━━ Records supplied
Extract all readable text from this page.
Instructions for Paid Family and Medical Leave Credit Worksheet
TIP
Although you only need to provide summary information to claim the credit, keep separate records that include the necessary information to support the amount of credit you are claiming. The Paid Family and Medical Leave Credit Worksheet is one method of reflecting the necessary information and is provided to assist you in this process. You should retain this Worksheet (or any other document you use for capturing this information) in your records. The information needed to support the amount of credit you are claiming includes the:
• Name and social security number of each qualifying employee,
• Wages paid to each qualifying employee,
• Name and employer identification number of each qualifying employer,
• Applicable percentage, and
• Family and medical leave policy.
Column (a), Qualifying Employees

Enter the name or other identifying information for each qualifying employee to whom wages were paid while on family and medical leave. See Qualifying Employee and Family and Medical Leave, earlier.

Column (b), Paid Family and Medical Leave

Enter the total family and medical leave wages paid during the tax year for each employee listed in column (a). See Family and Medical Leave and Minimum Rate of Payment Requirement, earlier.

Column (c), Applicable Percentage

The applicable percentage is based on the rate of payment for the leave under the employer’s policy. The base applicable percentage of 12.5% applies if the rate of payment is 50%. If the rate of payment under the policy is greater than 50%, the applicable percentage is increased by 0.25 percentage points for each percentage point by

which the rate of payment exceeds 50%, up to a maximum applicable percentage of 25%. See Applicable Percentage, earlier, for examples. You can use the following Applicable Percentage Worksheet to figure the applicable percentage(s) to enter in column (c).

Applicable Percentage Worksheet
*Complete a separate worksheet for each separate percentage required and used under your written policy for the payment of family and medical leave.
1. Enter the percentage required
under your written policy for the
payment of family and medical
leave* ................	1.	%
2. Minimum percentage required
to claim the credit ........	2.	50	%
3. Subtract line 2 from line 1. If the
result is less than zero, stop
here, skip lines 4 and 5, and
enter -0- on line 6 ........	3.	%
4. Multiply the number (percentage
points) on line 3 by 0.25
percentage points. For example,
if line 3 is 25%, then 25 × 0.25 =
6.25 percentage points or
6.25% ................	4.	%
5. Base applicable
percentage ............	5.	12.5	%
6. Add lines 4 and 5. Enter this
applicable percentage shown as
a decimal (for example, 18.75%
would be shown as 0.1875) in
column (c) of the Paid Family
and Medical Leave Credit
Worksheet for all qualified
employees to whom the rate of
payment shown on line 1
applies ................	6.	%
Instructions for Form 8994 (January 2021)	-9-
━━━━
### Task requirements:
Wherever a line in the data above holds "required", copy that line.

### Full response:
*Complete a separate worksheet for each separate percentage required and used under your written policy for the payment of family and medical leave.
1. Enter the percentage required
2. Minimum percentage required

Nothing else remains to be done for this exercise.